_WHAT THE TASK ASKS_
Restate all of the data exactly.

═══ EXERCISE DATA

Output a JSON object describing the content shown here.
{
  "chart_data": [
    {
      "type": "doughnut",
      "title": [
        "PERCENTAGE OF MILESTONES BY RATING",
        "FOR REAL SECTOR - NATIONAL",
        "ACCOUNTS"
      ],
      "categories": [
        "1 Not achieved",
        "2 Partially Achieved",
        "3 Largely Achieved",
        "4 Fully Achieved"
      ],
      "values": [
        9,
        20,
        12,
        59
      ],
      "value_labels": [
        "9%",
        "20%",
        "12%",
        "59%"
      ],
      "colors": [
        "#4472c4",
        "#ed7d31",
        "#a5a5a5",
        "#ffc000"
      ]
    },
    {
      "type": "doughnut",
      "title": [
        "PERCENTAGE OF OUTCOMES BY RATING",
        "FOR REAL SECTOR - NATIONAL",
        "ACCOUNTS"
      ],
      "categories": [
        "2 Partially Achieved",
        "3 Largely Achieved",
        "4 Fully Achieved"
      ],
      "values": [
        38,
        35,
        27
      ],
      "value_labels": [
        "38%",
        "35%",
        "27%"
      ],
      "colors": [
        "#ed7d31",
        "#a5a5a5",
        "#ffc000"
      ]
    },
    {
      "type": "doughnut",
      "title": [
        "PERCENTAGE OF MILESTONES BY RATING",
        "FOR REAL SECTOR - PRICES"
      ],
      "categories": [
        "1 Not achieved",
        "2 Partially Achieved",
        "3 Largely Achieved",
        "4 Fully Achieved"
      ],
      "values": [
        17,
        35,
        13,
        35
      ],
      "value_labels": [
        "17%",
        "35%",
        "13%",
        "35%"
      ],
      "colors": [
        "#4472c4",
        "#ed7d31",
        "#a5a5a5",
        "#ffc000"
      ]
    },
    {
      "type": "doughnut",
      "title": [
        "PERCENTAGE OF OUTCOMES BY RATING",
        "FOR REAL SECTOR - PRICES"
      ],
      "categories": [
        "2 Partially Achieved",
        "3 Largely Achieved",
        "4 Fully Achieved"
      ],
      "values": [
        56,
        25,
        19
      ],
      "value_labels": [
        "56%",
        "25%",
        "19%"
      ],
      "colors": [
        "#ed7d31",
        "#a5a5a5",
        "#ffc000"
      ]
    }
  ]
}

══════

_THE ANSWER_
Output a JSON object describing the content shown here.
{
  "chart_data": [
    {
      "type": "doughnut",
      "title": [
        "PERCENTAGE OF MILESTONES BY RATING",
        "FOR REAL SECTOR - NATIONAL",
        "ACCOUNTS"
      ],
      "categories": [
        "1 Not achieved",
        "2 Partially Achieved",
        "3 Largely Achieved",
        "4 Fully Achieved"
      ],
      "values": [
        9,
        20,
        12,
        59
      ],
      "value_labels": [
        "9%",
        "20%",
        "12%",
        "59%"
      ],
      "colors": [
        "#4472c4",
        "#ed7d31",
        "#a5a5a5",
        "#ffc000"
      ]
    },
    {
      "type": "doughnut",
      "title": [
        "PERCENTAGE OF OUTCOMES BY RATING",
        "FOR REAL SECTOR - NATIONAL",
        "ACCOUNTS"
      ],
      "categories": [
        "2 Partially Achieved",
        "3 Largely Achieved",
        "4 Fully Achieved"
      ],
      "values": [
        38,
        35,
        27
      ],
      "value_labels": [
        "38%",
        "35%",
        "27%"
      ],
      "colors": [
        "#ed7d31",
        "#a5a5a5",
        "#ffc000"
      ]
    },
    {
      "type": "doughnut",
      "title": [
        "PERCENTAGE OF MILESTONES BY RATING",
        "FOR REAL SECTOR - PRICES"
      ],
      "categories": [
        "1 Not achieved",
        "2 Partially Achieved",
        "3 Largely Achieved",
        "4 Fully Achieved"
      ],
      "values": [
        17,
        35,
        13,
        35
      ],
      "value_labels": [
        "17%",
        "35%",
        "13%",
        "35%"
      ],
      "colors": [
        "#4472c4",
        "#ed7d31",
        "#a5a5a5",
        "#ffc000"
      ]
    },
    {
      "type": "doughnut",
      "title": [
        "PERCENTAGE OF OUTCOMES BY RATING",
        "FOR REAL SECTOR - PRICES"
      ],
      "categories": [
        "2 Partially Achieved",
        "3 Largely Achieved",
        "4 Fully Achieved"
      ],
      "values": [
        56,
        25,
        19
      ],
      "value_labels": [
        "56%",
        "25%",
        "19%"
      ],
      "colors": [
        "#ed7d31",
        "#a5a5a5",
        "#ffc000"
      ]
    }
  ]
}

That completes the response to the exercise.